Listed records:

------------

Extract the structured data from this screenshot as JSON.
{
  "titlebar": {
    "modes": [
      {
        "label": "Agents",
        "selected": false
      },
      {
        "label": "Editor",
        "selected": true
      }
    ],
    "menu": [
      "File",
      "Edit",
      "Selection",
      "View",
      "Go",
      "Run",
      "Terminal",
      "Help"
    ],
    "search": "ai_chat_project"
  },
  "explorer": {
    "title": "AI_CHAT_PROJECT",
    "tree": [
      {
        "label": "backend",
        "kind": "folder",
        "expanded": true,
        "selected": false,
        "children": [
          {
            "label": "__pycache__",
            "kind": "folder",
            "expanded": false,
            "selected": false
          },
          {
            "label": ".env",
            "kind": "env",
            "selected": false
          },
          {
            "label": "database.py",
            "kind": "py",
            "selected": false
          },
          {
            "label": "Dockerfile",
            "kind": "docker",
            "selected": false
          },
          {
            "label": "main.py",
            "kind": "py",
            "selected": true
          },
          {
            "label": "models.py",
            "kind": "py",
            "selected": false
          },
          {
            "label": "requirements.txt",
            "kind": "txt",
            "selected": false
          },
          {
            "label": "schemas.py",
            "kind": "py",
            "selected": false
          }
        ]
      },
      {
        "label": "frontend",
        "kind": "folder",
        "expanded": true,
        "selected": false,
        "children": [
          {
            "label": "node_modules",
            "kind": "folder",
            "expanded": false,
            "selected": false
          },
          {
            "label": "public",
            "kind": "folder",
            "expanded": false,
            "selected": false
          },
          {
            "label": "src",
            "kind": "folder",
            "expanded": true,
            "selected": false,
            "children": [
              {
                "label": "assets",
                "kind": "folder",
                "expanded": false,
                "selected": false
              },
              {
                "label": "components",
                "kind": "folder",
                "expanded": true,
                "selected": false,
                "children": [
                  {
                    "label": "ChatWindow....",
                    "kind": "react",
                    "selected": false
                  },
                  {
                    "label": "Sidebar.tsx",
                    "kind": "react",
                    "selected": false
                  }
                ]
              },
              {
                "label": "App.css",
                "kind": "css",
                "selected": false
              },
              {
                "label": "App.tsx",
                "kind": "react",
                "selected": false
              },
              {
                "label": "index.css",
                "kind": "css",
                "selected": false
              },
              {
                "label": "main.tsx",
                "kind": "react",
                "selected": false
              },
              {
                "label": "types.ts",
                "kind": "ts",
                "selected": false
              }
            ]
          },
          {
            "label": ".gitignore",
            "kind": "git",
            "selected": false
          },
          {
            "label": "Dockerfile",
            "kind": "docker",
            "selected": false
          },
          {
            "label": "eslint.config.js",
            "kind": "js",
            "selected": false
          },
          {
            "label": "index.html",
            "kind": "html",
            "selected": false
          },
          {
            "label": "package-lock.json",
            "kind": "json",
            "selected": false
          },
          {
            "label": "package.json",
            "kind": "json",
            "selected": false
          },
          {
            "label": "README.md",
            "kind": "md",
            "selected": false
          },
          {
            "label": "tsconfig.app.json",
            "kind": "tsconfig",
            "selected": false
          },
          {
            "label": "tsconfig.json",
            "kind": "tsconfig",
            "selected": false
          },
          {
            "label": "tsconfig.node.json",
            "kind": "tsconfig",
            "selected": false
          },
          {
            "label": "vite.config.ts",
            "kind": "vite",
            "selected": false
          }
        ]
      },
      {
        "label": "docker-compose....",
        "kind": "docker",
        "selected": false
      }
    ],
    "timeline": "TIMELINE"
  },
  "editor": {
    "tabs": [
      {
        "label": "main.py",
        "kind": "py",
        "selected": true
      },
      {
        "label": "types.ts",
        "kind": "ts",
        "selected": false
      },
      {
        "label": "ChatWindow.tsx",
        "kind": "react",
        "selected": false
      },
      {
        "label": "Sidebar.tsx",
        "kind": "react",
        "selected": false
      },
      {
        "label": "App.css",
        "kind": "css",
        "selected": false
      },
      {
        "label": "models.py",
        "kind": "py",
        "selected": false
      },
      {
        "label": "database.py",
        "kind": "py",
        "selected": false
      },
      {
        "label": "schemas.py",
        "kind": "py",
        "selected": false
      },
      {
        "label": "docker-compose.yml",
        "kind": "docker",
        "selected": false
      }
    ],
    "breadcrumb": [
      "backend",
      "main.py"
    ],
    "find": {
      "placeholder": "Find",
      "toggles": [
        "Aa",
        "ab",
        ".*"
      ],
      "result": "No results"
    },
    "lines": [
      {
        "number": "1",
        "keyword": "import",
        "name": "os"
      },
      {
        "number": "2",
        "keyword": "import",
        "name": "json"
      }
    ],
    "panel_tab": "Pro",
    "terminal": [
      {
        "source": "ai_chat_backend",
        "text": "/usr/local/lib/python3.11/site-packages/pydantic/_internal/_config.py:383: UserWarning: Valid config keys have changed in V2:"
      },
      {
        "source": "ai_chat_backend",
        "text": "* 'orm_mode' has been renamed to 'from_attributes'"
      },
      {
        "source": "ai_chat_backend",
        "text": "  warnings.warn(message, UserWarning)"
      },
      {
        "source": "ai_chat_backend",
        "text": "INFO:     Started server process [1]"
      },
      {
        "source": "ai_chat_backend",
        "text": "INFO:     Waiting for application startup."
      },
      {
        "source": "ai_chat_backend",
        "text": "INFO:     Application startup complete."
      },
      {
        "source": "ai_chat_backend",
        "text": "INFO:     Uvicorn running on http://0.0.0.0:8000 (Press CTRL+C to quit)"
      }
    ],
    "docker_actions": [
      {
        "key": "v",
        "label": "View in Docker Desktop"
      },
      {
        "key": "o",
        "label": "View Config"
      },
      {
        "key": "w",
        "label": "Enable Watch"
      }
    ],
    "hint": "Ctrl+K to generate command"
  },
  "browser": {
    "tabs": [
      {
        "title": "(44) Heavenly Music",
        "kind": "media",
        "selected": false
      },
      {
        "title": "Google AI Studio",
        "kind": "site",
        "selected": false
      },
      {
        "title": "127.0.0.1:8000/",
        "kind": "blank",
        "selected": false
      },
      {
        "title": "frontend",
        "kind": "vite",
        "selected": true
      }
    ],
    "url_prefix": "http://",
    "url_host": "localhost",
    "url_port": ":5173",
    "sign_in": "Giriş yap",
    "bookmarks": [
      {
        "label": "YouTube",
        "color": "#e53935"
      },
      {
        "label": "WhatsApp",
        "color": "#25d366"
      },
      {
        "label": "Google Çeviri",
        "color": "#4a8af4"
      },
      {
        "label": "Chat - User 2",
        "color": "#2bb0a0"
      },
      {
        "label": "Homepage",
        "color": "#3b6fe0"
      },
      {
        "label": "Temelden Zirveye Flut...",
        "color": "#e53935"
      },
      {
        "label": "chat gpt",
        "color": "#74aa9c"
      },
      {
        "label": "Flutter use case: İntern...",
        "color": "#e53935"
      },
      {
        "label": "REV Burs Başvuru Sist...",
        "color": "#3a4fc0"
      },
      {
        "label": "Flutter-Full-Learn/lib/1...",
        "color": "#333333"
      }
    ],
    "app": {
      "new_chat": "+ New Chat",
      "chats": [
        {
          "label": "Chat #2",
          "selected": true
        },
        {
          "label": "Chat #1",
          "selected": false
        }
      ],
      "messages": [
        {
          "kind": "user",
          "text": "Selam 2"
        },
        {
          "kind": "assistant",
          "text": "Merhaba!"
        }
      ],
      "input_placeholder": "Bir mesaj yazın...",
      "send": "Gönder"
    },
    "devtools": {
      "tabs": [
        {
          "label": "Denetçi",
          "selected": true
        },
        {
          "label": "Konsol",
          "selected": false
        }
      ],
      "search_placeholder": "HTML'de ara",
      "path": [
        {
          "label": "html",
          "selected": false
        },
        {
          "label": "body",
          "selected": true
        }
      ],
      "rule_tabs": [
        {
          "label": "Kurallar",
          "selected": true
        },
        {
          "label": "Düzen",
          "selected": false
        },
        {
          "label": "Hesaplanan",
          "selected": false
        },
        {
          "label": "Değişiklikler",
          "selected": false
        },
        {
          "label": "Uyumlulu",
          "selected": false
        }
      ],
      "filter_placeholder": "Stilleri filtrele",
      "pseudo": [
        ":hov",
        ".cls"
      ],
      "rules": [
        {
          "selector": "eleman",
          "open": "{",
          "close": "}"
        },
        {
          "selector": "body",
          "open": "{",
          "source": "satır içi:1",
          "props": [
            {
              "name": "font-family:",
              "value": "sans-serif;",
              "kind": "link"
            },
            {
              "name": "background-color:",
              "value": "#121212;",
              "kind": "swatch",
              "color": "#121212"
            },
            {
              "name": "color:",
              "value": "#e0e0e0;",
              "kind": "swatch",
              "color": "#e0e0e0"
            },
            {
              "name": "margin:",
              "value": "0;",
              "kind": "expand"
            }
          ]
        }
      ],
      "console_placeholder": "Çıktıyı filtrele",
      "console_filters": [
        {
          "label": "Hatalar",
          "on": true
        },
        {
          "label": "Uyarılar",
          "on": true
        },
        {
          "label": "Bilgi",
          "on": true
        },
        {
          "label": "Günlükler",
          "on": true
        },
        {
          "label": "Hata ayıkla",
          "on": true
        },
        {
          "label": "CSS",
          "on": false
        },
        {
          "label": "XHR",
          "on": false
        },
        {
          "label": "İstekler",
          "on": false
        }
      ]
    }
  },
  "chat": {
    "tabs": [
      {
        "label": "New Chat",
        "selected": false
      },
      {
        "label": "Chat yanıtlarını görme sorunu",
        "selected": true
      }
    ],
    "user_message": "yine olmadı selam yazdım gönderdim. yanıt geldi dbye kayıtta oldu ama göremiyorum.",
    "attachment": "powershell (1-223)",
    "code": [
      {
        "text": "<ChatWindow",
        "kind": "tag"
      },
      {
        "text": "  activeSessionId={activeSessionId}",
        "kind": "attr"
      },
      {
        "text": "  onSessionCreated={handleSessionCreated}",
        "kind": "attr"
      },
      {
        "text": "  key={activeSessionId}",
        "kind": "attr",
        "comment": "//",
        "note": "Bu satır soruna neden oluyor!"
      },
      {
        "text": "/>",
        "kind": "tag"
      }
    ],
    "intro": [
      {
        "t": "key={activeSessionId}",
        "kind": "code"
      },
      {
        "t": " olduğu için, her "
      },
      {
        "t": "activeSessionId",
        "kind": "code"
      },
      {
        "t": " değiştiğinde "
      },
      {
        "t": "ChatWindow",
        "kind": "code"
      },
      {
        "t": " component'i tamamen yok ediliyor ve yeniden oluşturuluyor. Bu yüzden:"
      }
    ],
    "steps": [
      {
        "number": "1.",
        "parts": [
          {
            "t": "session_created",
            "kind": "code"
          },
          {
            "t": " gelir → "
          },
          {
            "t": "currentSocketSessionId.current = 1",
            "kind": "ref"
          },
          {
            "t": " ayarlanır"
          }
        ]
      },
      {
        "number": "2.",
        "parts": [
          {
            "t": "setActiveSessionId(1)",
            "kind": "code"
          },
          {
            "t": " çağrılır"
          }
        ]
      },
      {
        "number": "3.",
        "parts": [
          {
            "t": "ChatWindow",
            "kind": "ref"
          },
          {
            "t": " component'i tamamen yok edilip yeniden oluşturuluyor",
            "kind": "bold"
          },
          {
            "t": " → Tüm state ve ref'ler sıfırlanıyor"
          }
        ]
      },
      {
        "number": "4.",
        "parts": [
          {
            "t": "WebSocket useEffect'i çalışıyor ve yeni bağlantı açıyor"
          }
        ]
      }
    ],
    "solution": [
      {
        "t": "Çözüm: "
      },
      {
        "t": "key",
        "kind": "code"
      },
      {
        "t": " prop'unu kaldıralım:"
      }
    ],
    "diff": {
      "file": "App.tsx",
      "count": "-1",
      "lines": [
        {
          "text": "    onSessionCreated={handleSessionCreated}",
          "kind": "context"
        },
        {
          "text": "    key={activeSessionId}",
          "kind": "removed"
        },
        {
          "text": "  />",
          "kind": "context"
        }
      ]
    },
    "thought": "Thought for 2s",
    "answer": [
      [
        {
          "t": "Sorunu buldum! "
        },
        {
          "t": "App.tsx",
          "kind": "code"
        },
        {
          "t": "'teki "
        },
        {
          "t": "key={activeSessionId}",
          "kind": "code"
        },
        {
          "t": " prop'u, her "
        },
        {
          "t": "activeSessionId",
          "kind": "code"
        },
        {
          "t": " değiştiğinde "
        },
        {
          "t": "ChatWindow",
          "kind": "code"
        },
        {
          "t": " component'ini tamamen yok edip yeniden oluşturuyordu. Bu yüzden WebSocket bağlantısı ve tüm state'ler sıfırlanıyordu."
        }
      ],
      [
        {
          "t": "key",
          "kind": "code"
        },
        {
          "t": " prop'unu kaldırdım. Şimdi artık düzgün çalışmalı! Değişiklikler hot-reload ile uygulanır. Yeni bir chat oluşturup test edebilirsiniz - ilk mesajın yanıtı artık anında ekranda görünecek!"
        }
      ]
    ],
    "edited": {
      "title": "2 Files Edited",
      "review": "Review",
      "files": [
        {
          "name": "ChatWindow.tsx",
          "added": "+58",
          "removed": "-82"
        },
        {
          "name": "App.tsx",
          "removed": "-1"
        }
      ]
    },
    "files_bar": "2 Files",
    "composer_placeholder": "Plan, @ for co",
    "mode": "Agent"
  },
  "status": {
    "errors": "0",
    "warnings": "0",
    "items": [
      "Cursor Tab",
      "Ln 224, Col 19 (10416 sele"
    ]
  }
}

------------

Stated goal: Copy out the lines in which the string "yeniden" appears.

Solved problem:
        "t": " component'i tamamen yok ediliyor ve yeniden oluşturuluyor. Bu yüzden:"
            "t": " component'i tamamen yok edilip yeniden oluşturuluyor",
          "t": " component'ini tamamen yok edip yeniden oluşturuyordu. Bu yüzden WebSocket bağlantısı ve tüm state'ler sıfırlanıyordu."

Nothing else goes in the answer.